**Material to process**
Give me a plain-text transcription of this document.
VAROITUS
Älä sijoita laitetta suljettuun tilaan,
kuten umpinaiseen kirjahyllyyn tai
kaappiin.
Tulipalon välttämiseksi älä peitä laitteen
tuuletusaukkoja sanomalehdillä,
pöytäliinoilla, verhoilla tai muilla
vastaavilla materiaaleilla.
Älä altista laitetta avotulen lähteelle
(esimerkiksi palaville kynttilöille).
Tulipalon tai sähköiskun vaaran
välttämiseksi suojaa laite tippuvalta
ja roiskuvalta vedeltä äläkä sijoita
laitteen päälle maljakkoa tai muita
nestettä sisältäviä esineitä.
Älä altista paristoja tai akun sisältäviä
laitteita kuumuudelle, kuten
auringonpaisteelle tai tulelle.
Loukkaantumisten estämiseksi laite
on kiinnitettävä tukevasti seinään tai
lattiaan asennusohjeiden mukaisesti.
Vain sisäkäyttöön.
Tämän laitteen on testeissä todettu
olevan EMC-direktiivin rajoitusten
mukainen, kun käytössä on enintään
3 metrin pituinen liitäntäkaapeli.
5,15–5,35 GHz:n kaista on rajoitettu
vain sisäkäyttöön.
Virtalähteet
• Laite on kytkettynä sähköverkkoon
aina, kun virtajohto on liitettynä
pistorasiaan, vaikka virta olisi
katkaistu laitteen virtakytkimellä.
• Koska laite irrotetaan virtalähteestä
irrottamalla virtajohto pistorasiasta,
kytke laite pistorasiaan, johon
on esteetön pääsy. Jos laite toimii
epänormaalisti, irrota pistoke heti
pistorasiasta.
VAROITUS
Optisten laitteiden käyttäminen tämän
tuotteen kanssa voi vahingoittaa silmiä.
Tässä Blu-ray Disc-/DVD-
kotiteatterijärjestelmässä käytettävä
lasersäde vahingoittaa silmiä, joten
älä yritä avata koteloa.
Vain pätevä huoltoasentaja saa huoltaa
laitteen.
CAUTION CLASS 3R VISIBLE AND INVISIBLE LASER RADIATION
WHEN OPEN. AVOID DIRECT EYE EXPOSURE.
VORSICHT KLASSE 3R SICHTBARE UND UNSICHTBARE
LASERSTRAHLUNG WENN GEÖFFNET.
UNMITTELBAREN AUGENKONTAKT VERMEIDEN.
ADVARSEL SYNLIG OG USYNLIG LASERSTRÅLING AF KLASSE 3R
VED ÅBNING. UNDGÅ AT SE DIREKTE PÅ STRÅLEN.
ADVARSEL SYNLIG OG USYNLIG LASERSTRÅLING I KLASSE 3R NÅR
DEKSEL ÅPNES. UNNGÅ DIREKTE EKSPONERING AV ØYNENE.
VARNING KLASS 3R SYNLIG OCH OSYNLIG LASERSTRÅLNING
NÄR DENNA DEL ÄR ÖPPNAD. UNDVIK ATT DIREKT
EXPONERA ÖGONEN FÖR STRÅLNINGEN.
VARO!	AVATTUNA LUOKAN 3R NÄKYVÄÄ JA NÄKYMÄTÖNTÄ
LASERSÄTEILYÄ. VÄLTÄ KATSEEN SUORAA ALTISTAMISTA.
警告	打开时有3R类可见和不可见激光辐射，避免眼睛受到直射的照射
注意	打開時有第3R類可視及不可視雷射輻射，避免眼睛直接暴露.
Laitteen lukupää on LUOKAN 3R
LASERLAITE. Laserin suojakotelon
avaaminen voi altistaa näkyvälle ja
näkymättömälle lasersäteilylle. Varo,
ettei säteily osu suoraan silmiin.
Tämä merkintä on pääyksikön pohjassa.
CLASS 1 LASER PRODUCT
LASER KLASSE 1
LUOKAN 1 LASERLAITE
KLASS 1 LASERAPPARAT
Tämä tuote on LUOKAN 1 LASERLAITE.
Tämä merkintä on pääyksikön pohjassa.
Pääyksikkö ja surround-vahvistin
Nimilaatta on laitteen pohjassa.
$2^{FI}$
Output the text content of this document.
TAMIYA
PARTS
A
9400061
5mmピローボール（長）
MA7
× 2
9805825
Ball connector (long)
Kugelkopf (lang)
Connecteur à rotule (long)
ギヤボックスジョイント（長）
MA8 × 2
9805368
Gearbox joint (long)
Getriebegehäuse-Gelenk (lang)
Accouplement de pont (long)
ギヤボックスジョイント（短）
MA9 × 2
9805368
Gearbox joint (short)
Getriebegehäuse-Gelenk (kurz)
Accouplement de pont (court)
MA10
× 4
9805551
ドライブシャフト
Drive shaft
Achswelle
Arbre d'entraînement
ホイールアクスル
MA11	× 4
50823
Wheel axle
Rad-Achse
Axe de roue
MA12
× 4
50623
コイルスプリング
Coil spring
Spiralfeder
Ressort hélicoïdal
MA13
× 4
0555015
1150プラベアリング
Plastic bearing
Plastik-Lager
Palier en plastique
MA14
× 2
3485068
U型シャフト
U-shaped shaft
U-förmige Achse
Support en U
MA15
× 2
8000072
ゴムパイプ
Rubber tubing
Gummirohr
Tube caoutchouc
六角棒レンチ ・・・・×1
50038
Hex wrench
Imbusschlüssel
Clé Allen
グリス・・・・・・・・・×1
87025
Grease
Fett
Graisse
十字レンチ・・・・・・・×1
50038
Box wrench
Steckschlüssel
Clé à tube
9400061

**Aim of the exercise**
Copy each line exactly, from the line containing "Output the text content of this document." down to the last line of the material, and no other lines.

**Answer to this problem**
Output the text content of this document.
TAMIYA
PARTS
A
9400061
5mmピローボール（長）
MA7
× 2
9805825
Ball connector (long)
Kugelkopf (lang)
Connecteur à rotule (long)
ギヤボックスジョイント（長）
MA8 × 2
9805368
Gearbox joint (long)
Getriebegehäuse-Gelenk (lang)
Accouplement de pont (long)
ギヤボックスジョイント（短）
MA9 × 2
9805368
Gearbox joint (short)
Getriebegehäuse-Gelenk (kurz)
Accouplement de pont (court)
MA10
× 4
9805551
ドライブシャフト
Drive shaft
Achswelle
Arbre d'entraînement
ホイールアクスル
MA11	× 4
50823
Wheel axle
Rad-Achse
Axe de roue
MA12
× 4
50623
コイルスプリング
Coil spring
Spiralfeder
Ressort hélicoïdal
MA13
× 4
0555015
1150プラベアリング
Plastic bearing
Plastik-Lager
Palier en plastique
MA14
× 2
3485068
U型シャフト
U-shaped shaft
U-förmige Achse
Support en U
MA15
× 2
8000072
ゴムパイプ
Rubber tubing
Gummirohr
Tube caoutchouc
六角棒レンチ ・・・・×1
50038
Hex wrench
Imbusschlüssel
Clé Allen
グリス・・・・・・・・・×1
87025
Grease
Fett
Graisse
十字レンチ・・・・・・・×1
50038
Box wrench
Steckschlüssel
Clé à tube
9400061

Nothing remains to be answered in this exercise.